● SHORT EXERCISE:
Where a line contains the word "blessd", copy that line.

● RECORDS SHOWN:

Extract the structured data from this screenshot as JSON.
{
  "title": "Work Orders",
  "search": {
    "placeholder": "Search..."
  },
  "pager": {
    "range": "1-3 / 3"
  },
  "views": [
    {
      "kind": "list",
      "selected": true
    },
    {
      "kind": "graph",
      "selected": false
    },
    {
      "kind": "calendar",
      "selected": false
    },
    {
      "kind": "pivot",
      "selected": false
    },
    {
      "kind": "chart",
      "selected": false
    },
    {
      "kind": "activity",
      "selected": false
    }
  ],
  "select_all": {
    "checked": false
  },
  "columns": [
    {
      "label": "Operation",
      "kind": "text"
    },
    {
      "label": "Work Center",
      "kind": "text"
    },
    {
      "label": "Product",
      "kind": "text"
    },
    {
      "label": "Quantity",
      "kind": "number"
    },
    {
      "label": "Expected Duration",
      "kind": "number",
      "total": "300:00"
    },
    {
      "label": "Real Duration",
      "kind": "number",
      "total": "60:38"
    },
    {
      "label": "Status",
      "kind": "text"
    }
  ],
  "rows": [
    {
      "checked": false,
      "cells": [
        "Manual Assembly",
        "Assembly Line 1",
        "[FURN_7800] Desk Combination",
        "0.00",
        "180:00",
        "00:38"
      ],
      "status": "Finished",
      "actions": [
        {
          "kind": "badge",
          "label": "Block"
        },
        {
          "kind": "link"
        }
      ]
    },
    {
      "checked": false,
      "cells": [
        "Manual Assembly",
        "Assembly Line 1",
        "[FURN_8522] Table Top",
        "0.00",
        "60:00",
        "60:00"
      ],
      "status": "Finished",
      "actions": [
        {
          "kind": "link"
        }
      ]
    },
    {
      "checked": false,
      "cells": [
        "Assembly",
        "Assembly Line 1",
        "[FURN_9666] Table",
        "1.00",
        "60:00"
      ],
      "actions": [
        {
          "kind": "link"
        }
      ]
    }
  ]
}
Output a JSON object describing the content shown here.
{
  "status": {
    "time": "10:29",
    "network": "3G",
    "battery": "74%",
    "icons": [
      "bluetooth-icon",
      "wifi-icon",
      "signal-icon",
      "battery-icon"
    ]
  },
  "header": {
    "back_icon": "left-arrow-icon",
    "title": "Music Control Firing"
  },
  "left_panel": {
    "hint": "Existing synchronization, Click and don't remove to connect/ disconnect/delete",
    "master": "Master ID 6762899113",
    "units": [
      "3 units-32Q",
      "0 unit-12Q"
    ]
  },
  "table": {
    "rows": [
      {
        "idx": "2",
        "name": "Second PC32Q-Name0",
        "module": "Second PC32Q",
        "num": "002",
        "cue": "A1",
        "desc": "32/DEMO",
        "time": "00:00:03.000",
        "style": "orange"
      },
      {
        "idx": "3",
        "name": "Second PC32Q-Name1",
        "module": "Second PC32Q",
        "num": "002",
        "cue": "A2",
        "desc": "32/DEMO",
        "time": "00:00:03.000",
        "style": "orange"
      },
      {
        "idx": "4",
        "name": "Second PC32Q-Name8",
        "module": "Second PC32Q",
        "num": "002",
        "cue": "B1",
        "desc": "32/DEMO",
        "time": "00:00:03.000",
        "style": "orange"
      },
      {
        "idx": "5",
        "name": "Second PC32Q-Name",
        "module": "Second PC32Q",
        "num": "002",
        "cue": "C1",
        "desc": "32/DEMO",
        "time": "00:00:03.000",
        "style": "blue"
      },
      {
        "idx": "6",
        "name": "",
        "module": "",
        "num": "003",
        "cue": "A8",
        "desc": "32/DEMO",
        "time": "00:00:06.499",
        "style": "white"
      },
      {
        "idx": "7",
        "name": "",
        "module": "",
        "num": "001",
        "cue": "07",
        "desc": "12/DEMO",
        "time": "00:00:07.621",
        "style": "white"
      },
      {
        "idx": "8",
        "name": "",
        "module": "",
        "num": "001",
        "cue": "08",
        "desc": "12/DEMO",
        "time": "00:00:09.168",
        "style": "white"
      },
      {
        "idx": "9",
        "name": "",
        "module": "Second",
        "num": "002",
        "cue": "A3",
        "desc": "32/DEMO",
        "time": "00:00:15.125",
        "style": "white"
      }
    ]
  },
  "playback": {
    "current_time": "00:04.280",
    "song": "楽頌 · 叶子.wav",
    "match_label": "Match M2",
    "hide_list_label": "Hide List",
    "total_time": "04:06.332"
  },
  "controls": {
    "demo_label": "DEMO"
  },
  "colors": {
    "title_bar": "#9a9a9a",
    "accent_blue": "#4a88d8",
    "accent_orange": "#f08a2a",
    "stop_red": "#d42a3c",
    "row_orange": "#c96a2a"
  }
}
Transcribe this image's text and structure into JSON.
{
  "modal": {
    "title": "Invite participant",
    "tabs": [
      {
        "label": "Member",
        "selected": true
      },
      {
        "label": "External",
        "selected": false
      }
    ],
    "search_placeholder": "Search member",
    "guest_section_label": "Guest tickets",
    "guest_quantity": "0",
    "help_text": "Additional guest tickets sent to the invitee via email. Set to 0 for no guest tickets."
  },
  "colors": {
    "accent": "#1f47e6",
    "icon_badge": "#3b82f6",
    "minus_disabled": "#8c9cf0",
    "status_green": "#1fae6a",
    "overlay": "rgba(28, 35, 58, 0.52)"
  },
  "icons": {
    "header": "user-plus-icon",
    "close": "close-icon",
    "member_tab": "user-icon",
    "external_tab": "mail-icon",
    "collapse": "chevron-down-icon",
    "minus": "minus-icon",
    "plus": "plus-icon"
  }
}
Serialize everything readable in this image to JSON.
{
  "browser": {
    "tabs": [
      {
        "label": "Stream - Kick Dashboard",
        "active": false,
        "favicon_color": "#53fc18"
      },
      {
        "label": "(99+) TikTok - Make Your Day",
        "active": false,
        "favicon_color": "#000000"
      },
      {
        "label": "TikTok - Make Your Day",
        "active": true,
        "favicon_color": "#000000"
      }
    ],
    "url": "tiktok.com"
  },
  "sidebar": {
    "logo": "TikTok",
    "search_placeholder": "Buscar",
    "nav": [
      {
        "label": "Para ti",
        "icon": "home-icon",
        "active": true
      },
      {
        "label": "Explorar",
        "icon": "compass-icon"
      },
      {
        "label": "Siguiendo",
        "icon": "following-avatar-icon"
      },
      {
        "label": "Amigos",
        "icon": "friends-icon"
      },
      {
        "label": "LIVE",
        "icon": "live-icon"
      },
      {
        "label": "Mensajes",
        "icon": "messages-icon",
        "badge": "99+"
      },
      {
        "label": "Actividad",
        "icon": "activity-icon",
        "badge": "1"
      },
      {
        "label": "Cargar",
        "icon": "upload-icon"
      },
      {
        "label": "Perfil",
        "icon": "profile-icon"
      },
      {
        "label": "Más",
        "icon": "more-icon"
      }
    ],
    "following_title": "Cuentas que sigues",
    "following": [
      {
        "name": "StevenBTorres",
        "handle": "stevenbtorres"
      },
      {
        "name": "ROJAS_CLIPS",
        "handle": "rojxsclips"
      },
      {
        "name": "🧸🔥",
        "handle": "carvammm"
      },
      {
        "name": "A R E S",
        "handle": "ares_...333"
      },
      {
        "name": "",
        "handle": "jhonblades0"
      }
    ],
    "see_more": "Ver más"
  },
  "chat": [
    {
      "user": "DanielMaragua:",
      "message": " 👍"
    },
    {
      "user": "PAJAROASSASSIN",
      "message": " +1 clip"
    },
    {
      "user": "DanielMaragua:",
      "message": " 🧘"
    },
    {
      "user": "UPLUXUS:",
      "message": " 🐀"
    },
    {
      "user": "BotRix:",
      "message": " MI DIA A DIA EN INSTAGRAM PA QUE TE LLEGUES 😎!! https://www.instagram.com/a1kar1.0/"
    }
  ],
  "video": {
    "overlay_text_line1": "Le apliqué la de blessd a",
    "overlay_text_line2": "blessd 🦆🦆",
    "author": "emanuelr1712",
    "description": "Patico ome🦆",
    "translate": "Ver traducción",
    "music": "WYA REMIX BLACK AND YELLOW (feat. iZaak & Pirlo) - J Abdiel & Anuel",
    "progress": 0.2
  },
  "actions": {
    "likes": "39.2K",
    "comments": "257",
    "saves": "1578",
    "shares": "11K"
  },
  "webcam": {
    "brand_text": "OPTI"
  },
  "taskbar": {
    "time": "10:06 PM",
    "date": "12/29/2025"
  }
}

● OUTPUT FOR THIS EXERCISE:
    "overlay_text_line1": "Le apliqué la de blessd a",
    "overlay_text_line2": "blessd 🦆🦆",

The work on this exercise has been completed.